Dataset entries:
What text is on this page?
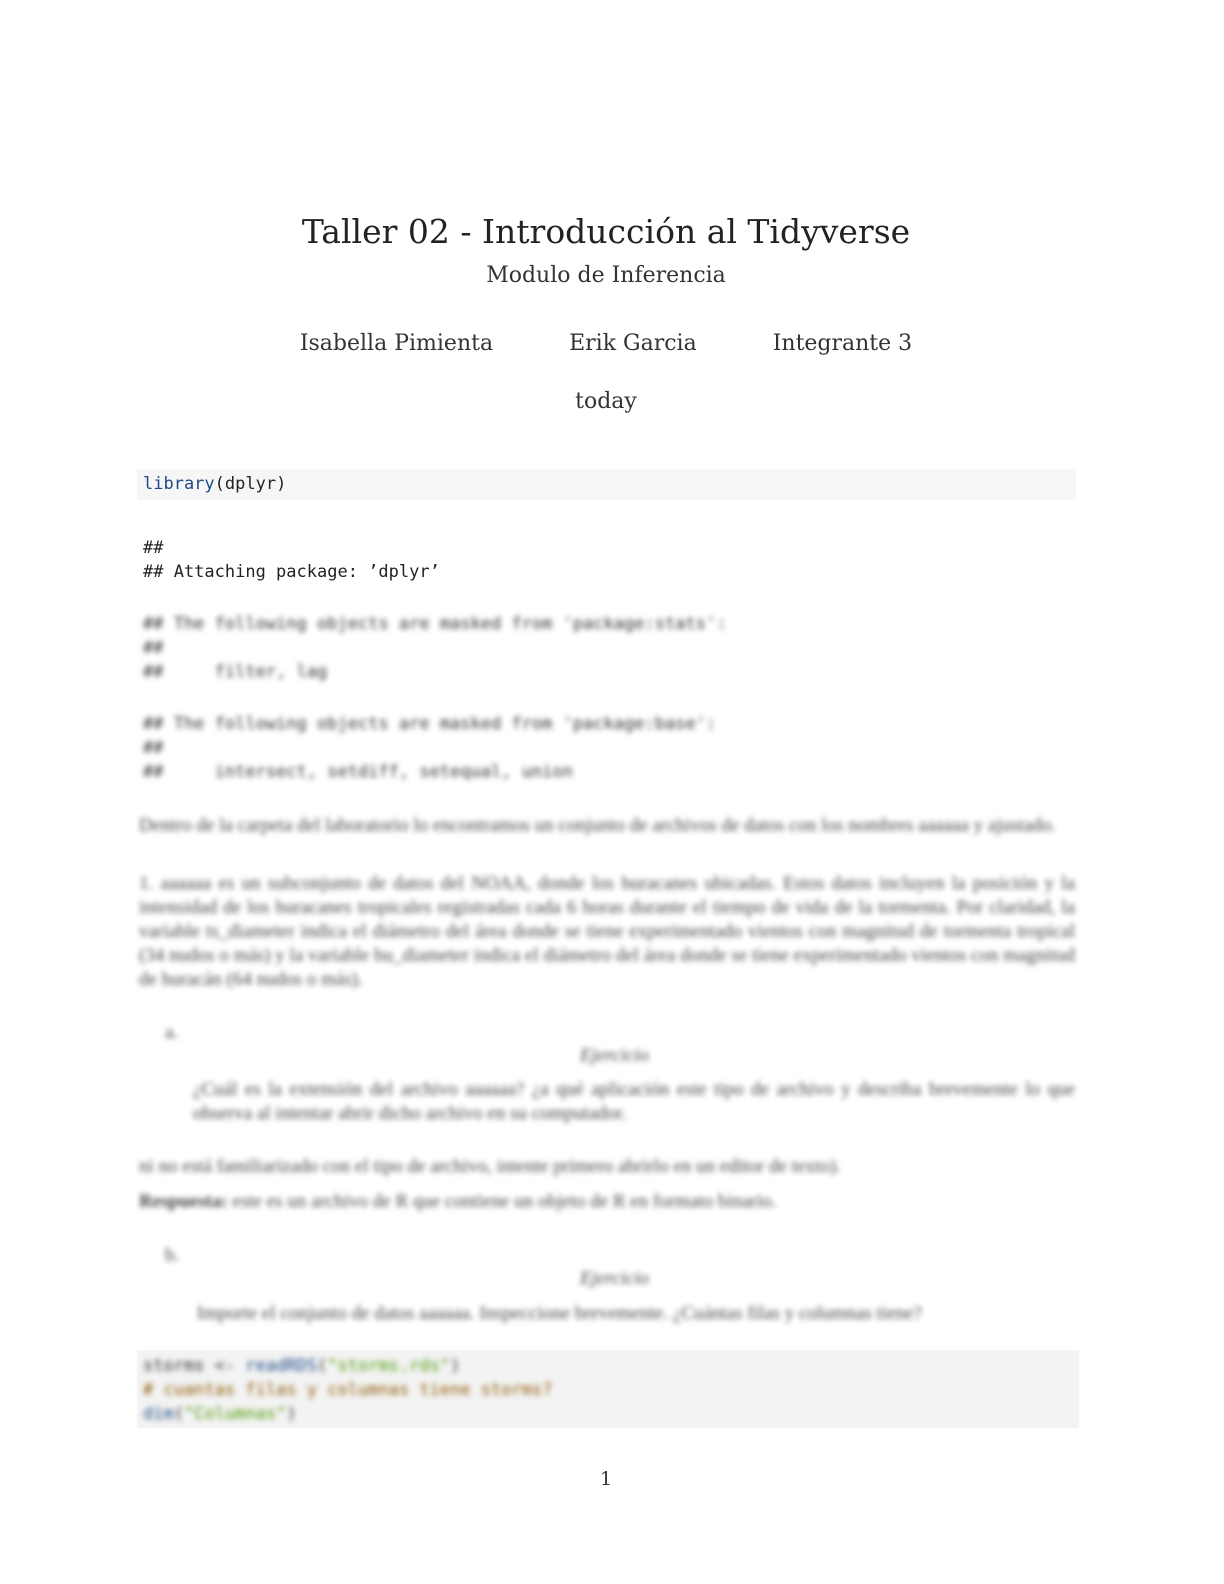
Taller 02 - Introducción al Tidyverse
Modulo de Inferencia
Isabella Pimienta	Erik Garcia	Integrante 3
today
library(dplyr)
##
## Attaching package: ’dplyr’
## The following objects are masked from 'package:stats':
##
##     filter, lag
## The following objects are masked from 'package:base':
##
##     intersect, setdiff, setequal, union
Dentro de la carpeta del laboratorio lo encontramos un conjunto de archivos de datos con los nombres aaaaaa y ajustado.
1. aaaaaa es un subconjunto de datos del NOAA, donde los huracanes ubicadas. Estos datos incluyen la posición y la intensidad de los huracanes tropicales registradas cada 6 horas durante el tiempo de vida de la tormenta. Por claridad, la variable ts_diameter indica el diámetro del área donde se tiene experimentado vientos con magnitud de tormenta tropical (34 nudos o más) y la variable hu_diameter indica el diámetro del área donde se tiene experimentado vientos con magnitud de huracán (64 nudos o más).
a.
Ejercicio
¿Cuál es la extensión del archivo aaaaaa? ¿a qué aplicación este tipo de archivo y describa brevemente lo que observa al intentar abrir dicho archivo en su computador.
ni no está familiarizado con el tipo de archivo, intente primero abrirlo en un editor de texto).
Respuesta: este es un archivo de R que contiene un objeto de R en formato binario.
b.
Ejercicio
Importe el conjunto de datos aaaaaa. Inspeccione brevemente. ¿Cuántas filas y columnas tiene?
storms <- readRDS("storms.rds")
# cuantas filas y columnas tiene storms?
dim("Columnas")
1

*Aim of the task*:
Copy out all of the material exactly as written, without its pictures.

*Task result*:
What text is on this page?
Taller 02 - Introducción al Tidyverse
Modulo de Inferencia
Isabella Pimienta	Erik Garcia	Integrante 3
today
library(dplyr)
##
## Attaching package: ’dplyr’
## The following objects are masked from 'package:stats':
##
##     filter, lag
## The following objects are masked from 'package:base':
##
##     intersect, setdiff, setequal, union
Dentro de la carpeta del laboratorio lo encontramos un conjunto de archivos de datos con los nombres aaaaaa y ajustado.
1. aaaaaa es un subconjunto de datos del NOAA, donde los huracanes ubicadas. Estos datos incluyen la posición y la intensidad de los huracanes tropicales registradas cada 6 horas durante el tiempo de vida de la tormenta. Por claridad, la variable ts_diameter indica el diámetro del área donde se tiene experimentado vientos con magnitud de tormenta tropical (34 nudos o más) y la variable hu_diameter indica el diámetro del área donde se tiene experimentado vientos con magnitud de huracán (64 nudos o más).
a.
Ejercicio
¿Cuál es la extensión del archivo aaaaaa? ¿a qué aplicación este tipo de archivo y describa brevemente lo que observa al intentar abrir dicho archivo en su computador.
ni no está familiarizado con el tipo de archivo, intente primero abrirlo en un editor de texto).
Respuesta: este es un archivo de R que contiene un objeto de R en formato binario.
b.
Ejercicio
Importe el conjunto de datos aaaaaa. Inspeccione brevemente. ¿Cuántas filas y columnas tiene?
storms <- readRDS("storms.rds")
# cuantas filas y columnas tiene storms?
dim("Columnas")
1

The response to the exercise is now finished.